**WHAT IS EXPECTED**
An exact copy of every record is needed.

— begin SOURCE RECORDS —

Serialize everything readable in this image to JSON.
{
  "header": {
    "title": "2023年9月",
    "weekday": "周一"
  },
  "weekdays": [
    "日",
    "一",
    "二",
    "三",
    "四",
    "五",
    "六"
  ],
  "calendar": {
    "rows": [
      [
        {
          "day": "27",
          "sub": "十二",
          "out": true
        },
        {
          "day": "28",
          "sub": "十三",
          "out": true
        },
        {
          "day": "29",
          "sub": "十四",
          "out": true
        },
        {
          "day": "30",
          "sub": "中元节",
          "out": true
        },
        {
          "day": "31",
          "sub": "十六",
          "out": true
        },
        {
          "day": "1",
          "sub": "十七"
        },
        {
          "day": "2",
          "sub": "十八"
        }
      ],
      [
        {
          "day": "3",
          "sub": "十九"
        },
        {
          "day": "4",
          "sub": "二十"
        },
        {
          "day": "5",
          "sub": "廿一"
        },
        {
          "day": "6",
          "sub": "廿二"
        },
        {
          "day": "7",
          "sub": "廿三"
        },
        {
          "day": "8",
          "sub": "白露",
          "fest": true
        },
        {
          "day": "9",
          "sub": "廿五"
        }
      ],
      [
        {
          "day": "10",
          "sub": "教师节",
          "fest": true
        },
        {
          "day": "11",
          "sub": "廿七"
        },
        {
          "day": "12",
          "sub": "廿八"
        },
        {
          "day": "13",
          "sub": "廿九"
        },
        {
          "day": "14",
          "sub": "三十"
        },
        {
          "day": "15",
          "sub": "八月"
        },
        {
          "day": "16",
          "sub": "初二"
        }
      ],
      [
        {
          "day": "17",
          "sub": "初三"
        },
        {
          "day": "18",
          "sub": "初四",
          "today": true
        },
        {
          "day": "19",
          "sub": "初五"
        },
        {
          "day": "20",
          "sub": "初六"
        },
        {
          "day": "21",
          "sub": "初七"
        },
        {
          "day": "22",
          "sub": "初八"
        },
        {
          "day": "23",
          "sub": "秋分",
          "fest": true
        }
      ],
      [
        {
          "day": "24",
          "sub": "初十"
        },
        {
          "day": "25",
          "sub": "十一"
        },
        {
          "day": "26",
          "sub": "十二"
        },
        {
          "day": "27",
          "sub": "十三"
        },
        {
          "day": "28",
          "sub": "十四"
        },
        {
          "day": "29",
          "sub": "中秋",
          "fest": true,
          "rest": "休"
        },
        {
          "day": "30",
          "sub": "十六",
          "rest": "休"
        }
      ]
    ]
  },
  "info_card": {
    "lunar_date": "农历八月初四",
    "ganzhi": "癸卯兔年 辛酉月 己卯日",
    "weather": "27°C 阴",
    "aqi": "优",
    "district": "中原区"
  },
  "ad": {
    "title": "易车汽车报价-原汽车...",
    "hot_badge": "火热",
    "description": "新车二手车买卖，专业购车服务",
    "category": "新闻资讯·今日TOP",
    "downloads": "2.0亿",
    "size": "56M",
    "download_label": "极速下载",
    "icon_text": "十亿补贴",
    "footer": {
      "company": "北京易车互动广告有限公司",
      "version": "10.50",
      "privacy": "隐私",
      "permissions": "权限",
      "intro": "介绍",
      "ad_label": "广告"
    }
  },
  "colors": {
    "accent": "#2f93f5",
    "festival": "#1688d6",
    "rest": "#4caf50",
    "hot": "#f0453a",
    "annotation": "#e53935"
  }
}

— end SOURCE RECORDS —

**RESPONSE**
Serialize everything readable in this image to JSON.
{
  "header": {
    "title": "2023年9月",
    "weekday": "周一"
  },
  "weekdays": [
    "日",
    "一",
    "二",
    "三",
    "四",
    "五",
    "六"
  ],
  "calendar": {
    "rows": [
      [
        {
          "day": "27",
          "sub": "十二",
          "out": true
        },
        {
          "day": "28",
          "sub": "十三",
          "out": true
        },
        {
          "day": "29",
          "sub": "十四",
          "out": true
        },
        {
          "day": "30",
          "sub": "中元节",
          "out": true
        },
        {
          "day": "31",
          "sub": "十六",
          "out": true
        },
        {
          "day": "1",
          "sub": "十七"
        },
        {
          "day": "2",
          "sub": "十八"
        }
      ],
      [
        {
          "day": "3",
          "sub": "十九"
        },
        {
          "day": "4",
          "sub": "二十"
        },
        {
          "day": "5",
          "sub": "廿一"
        },
        {
          "day": "6",
          "sub": "廿二"
        },
        {
          "day": "7",
          "sub": "廿三"
        },
        {
          "day": "8",
          "sub": "白露",
          "fest": true
        },
        {
          "day": "9",
          "sub": "廿五"
        }
      ],
      [
        {
          "day": "10",
          "sub": "教师节",
          "fest": true
        },
        {
          "day": "11",
          "sub": "廿七"
        },
        {
          "day": "12",
          "sub": "廿八"
        },
        {
          "day": "13",
          "sub": "廿九"
        },
        {
          "day": "14",
          "sub": "三十"
        },
        {
          "day": "15",
          "sub": "八月"
        },
        {
          "day": "16",
          "sub": "初二"
        }
      ],
      [
        {
          "day": "17",
          "sub": "初三"
        },
        {
          "day": "18",
          "sub": "初四",
          "today": true
        },
        {
          "day": "19",
          "sub": "初五"
        },
        {
          "day": "20",
          "sub": "初六"
        },
        {
          "day": "21",
          "sub": "初七"
        },
        {
          "day": "22",
          "sub": "初八"
        },
        {
          "day": "23",
          "sub": "秋分",
          "fest": true
        }
      ],
      [
        {
          "day": "24",
          "sub": "初十"
        },
        {
          "day": "25",
          "sub": "十一"
        },
        {
          "day": "26",
          "sub": "十二"
        },
        {
          "day": "27",
          "sub": "十三"
        },
        {
          "day": "28",
          "sub": "十四"
        },
        {
          "day": "29",
          "sub": "中秋",
          "fest": true,
          "rest": "休"
        },
        {
          "day": "30",
          "sub": "十六",
          "rest": "休"
        }
      ]
    ]
  },
  "info_card": {
    "lunar_date": "农历八月初四",
    "ganzhi": "癸卯兔年 辛酉月 己卯日",
    "weather": "27°C 阴",
    "aqi": "优",
    "district": "中原区"
  },
  "ad": {
    "title": "易车汽车报价-原汽车...",
    "hot_badge": "火热",
    "description": "新车二手车买卖，专业购车服务",
    "category": "新闻资讯·今日TOP",
    "downloads": "2.0亿",
    "size": "56M",
    "download_label": "极速下载",
    "icon_text": "十亿补贴",
    "footer": {
      "company": "北京易车互动广告有限公司",
      "version": "10.50",
      "privacy": "隐私",
      "permissions": "权限",
      "intro": "介绍",
      "ad_label": "广告"
    }
  },
  "colors": {
    "accent": "#2f93f5",
    "festival": "#1688d6",
    "rest": "#4caf50",
    "hot": "#f0453a",
    "annotation": "#e53935"
  }
}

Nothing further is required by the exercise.